◆ Stated exercise
Exactly as written, please set down all of the entries again, with no pictures.

◆ Extracted entries
━━━
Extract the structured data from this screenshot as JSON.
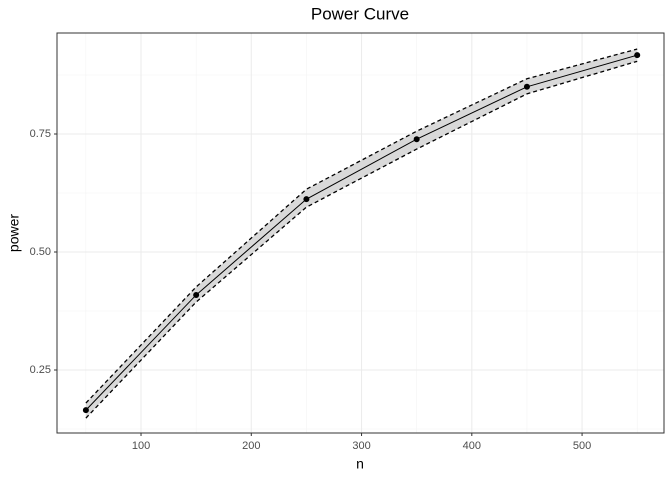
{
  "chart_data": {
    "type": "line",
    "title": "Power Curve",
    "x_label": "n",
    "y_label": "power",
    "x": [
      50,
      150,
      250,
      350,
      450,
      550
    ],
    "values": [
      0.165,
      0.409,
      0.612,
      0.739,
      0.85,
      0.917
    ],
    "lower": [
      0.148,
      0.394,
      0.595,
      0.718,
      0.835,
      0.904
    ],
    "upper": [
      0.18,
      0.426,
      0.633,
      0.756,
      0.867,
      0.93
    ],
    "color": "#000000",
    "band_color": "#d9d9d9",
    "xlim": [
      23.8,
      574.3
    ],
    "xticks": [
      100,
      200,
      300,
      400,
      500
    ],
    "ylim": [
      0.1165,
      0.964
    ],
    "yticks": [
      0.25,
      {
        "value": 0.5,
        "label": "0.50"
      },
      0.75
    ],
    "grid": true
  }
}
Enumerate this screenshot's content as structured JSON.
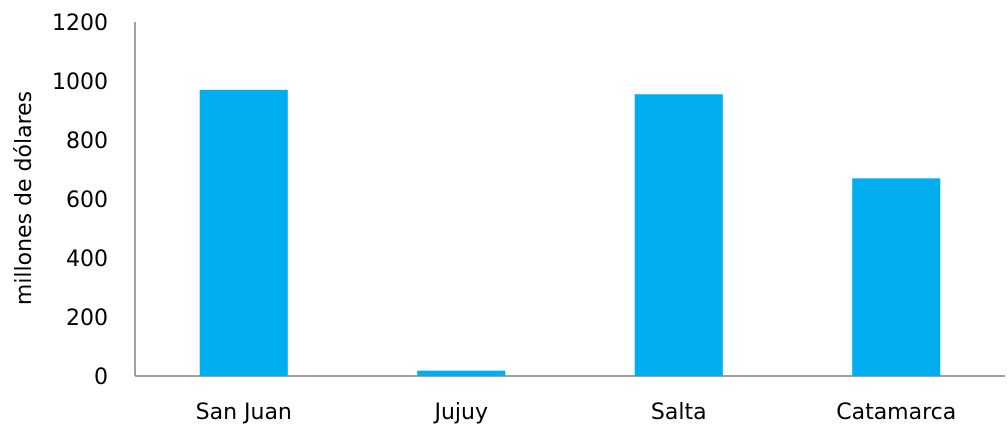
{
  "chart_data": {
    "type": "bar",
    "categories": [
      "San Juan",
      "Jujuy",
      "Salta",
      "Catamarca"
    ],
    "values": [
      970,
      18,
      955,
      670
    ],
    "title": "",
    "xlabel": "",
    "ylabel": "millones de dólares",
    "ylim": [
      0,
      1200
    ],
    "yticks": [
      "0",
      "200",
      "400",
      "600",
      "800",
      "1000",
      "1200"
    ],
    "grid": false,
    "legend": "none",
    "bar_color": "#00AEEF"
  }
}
━━━
◆ Output for this exercise
Extract the structured data from this screenshot as JSON.
{
  "chart_data": {
    "type": "line",
    "title": "Power Curve",
    "x_label": "n",
    "y_label": "power",
    "x": [
      50,
      150,
      250,
      350,
      450,
      550
    ],
    "values": [
      0.165,
      0.409,
      0.612,
      0.739,
      0.85,
      0.917
    ],
    "lower": [
      0.148,
      0.394,
      0.595,
      0.718,
      0.835,
      0.904
    ],
    "upper": [
      0.18,
      0.426,
      0.633,
      0.756,
      0.867,
      0.93
    ],
    "color": "#000000",
    "band_color": "#d9d9d9",
    "xlim": [
      23.8,
      574.3
    ],
    "xticks": [
      100,
      200,
      300,
      400,
      500
    ],
    "ylim": [
      0.1165,
      0.964
    ],
    "yticks": [
      0.25,
      {
        "value": 0.5,
        "label": "0.50"
      },
      0.75
    ],
    "grid": true
  }
}
Enumerate this screenshot's content as structured JSON.
{
  "chart_data": {
    "type": "bar",
    "categories": [
      "San Juan",
      "Jujuy",
      "Salta",
      "Catamarca"
    ],
    "values": [
      970,
      18,
      955,
      670
    ],
    "title": "",
    "xlabel": "",
    "ylabel": "millones de dólares",
    "ylim": [
      0,
      1200
    ],
    "yticks": [
      "0",
      "200",
      "400",
      "600",
      "800",
      "1000",
      "1200"
    ],
    "grid": false,
    "legend": "none",
    "bar_color": "#00AEEF"
  }
}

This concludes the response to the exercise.